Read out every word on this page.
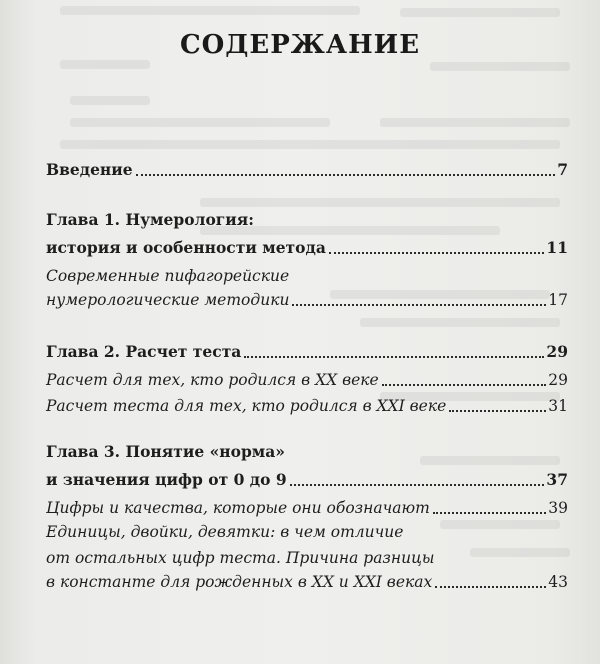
СОДЕРЖАНИЕ
Введение	7
Глава 1. Нумерология:
история и особенности метода	11
Современные пифагорейские
нумерологические методики	17
Глава 2. Расчет теста	29
Расчет для тех, кто родился в XX веке	29
Расчет теста для тех, кто родился в XXI веке	31
Глава 3. Понятие «норма»
и значения цифр от 0 до 9	37
Цифры и качества, которые они обозначают	39
Единицы, двойки, девятки: в чем отличие
от остальных цифр теста. Причина разницы
в константе для рожденных в XX и XXI веках	43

Task description: Set down the material exactly, every line of it, except for the pictures.

Output for this task:
Read out every word on this page.
СОДЕРЖАНИЕ
Введение	7
Глава 1. Нумерология:
история и особенности метода	11
Современные пифагорейские
нумерологические методики	17
Глава 2. Расчет теста	29
Расчет для тех, кто родился в XX веке	29
Расчет теста для тех, кто родился в XXI веке	31
Глава 3. Понятие «норма»
и значения цифр от 0 до 9	37
Цифры и качества, которые они обозначают	39
Единицы, двойки, девятки: в чем отличие
от остальных цифр теста. Причина разницы
в константе для рожденных в XX и XXI веках	43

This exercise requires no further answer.